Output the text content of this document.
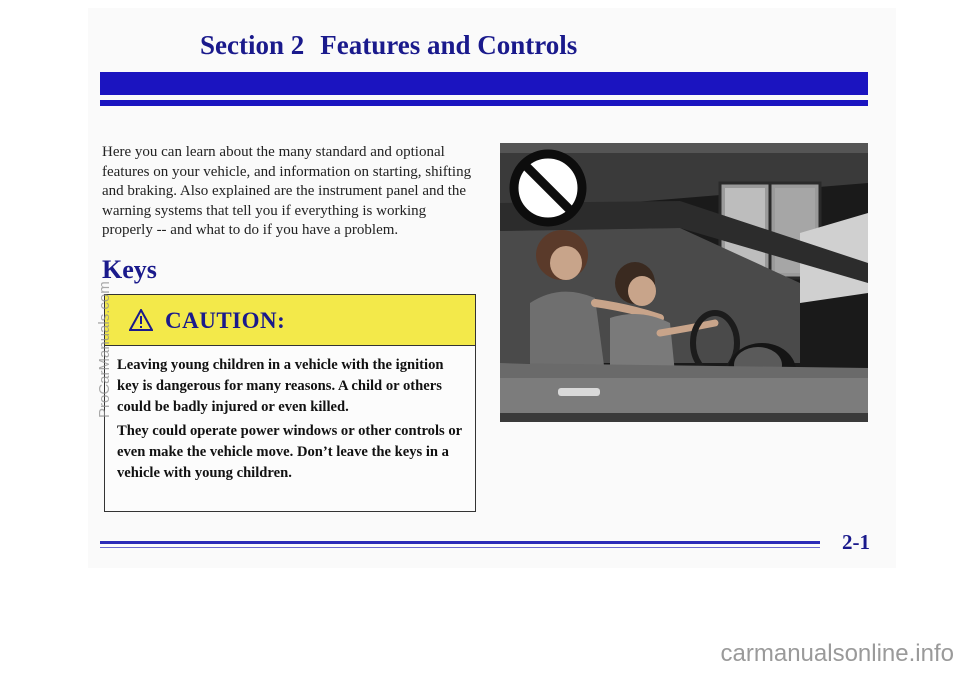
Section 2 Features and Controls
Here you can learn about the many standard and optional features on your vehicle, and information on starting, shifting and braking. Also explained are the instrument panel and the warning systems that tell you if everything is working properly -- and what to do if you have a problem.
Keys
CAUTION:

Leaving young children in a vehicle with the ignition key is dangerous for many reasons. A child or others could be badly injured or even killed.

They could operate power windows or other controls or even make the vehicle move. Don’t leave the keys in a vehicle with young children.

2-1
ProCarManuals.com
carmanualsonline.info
...
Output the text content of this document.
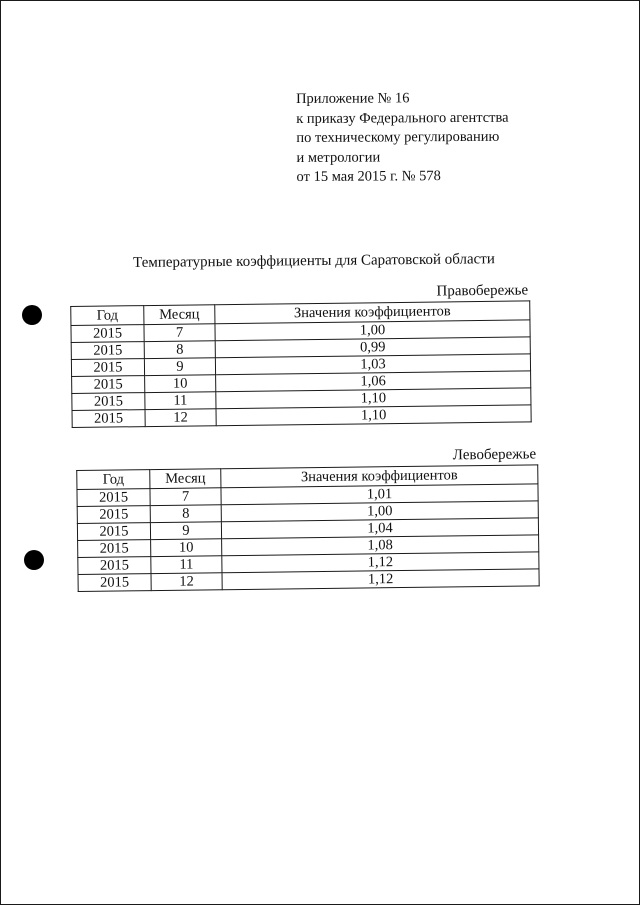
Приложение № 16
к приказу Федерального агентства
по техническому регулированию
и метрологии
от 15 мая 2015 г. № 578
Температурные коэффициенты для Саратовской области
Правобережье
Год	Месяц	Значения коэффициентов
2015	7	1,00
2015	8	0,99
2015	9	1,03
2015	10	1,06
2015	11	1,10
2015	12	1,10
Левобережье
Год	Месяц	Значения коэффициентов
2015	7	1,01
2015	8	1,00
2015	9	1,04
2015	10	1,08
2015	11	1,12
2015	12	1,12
---
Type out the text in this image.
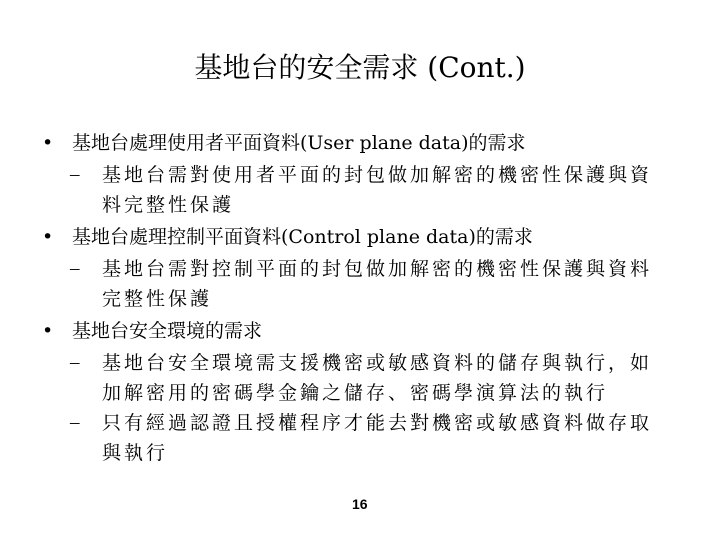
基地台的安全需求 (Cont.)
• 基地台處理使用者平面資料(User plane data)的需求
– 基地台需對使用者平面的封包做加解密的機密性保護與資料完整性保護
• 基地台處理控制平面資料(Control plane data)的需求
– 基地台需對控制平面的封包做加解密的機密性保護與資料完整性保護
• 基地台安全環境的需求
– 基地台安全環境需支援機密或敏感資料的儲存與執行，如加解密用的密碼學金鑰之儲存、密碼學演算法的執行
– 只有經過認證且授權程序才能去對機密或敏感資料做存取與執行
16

* _What is needed_:
Count up the lines in the listing that hold the word "data", and give that number only.

* _Solution to the exercise_:
2